— start Dataset records —

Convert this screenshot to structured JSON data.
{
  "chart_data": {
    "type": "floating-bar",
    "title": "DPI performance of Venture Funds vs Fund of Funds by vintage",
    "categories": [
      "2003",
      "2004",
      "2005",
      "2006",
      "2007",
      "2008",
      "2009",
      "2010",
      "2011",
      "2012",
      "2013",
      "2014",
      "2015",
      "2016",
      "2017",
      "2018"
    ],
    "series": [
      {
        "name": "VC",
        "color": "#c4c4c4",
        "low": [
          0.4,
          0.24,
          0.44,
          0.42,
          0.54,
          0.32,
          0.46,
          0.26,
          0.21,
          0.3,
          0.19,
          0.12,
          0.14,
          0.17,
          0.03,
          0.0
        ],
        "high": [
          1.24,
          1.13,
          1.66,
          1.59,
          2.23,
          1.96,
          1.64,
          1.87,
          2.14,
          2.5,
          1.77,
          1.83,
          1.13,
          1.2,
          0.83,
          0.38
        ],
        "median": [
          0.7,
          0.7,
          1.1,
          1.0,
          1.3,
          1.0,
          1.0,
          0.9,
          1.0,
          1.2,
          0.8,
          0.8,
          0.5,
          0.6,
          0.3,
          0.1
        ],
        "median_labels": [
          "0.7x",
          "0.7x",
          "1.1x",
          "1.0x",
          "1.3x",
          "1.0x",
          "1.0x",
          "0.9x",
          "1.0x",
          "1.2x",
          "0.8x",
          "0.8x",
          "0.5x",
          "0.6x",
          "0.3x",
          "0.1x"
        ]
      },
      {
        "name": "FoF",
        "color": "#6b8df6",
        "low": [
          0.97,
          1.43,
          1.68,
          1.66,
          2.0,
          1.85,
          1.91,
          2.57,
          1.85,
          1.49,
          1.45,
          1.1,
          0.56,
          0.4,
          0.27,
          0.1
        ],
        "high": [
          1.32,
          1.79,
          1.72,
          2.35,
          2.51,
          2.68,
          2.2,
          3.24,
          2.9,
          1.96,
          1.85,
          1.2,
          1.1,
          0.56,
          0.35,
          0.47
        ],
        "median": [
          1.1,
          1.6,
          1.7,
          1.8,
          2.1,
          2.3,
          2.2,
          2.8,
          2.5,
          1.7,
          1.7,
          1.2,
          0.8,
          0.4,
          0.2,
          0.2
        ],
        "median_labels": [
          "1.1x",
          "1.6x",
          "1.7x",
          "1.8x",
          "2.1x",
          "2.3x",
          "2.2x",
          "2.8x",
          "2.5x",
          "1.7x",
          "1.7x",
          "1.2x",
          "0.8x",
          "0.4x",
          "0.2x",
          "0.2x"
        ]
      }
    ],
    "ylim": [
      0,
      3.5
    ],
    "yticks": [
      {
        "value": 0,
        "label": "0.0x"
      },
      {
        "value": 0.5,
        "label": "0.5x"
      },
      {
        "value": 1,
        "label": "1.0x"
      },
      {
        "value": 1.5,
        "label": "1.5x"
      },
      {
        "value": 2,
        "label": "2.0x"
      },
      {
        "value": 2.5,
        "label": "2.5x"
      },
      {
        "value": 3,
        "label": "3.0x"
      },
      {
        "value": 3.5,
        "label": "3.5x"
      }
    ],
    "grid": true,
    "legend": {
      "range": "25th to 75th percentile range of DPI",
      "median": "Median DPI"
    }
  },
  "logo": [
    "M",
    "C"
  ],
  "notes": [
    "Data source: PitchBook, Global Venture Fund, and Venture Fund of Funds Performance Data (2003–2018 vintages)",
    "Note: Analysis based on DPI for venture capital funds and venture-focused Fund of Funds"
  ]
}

— end Dataset records —

To do:
Using the material above, print every entry exactly as written.

Right answer:
Convert this screenshot to structured JSON data.
{
  "chart_data": {
    "type": "floating-bar",
    "title": "DPI performance of Venture Funds vs Fund of Funds by vintage",
    "categories": [
      "2003",
      "2004",
      "2005",
      "2006",
      "2007",
      "2008",
      "2009",
      "2010",
      "2011",
      "2012",
      "2013",
      "2014",
      "2015",
      "2016",
      "2017",
      "2018"
    ],
    "series": [
      {
        "name": "VC",
        "color": "#c4c4c4",
        "low": [
          0.4,
          0.24,
          0.44,
          0.42,
          0.54,
          0.32,
          0.46,
          0.26,
          0.21,
          0.3,
          0.19,
          0.12,
          0.14,
          0.17,
          0.03,
          0.0
        ],
        "high": [
          1.24,
          1.13,
          1.66,
          1.59,
          2.23,
          1.96,
          1.64,
          1.87,
          2.14,
          2.5,
          1.77,
          1.83,
          1.13,
          1.2,
          0.83,
          0.38
        ],
        "median": [
          0.7,
          0.7,
          1.1,
          1.0,
          1.3,
          1.0,
          1.0,
          0.9,
          1.0,
          1.2,
          0.8,
          0.8,
          0.5,
          0.6,
          0.3,
          0.1
        ],
        "median_labels": [
          "0.7x",
          "0.7x",
          "1.1x",
          "1.0x",
          "1.3x",
          "1.0x",
          "1.0x",
          "0.9x",
          "1.0x",
          "1.2x",
          "0.8x",
          "0.8x",
          "0.5x",
          "0.6x",
          "0.3x",
          "0.1x"
        ]
      },
      {
        "name": "FoF",
        "color": "#6b8df6",
        "low": [
          0.97,
          1.43,
          1.68,
          1.66,
          2.0,
          1.85,
          1.91,
          2.57,
          1.85,
          1.49,
          1.45,
          1.1,
          0.56,
          0.4,
          0.27,
          0.1
        ],
        "high": [
          1.32,
          1.79,
          1.72,
          2.35,
          2.51,
          2.68,
          2.2,
          3.24,
          2.9,
          1.96,
          1.85,
          1.2,
          1.1,
          0.56,
          0.35,
          0.47
        ],
        "median": [
          1.1,
          1.6,
          1.7,
          1.8,
          2.1,
          2.3,
          2.2,
          2.8,
          2.5,
          1.7,
          1.7,
          1.2,
          0.8,
          0.4,
          0.2,
          0.2
        ],
        "median_labels": [
          "1.1x",
          "1.6x",
          "1.7x",
          "1.8x",
          "2.1x",
          "2.3x",
          "2.2x",
          "2.8x",
          "2.5x",
          "1.7x",
          "1.7x",
          "1.2x",
          "0.8x",
          "0.4x",
          "0.2x",
          "0.2x"
        ]
      }
    ],
    "ylim": [
      0,
      3.5
    ],
    "yticks": [
      {
        "value": 0,
        "label": "0.0x"
      },
      {
        "value": 0.5,
        "label": "0.5x"
      },
      {
        "value": 1,
        "label": "1.0x"
      },
      {
        "value": 1.5,
        "label": "1.5x"
      },
      {
        "value": 2,
        "label": "2.0x"
      },
      {
        "value": 2.5,
        "label": "2.5x"
      },
      {
        "value": 3,
        "label": "3.0x"
      },
      {
        "value": 3.5,
        "label": "3.5x"
      }
    ],
    "grid": true,
    "legend": {
      "range": "25th to 75th percentile range of DPI",
      "median": "Median DPI"
    }
  },
  "logo": [
    "M",
    "C"
  ],
  "notes": [
    "Data source: PitchBook, Global Venture Fund, and Venture Fund of Funds Performance Data (2003–2018 vintages)",
    "Note: Analysis based on DPI for venture capital funds and venture-focused Fund of Funds"
  ]
}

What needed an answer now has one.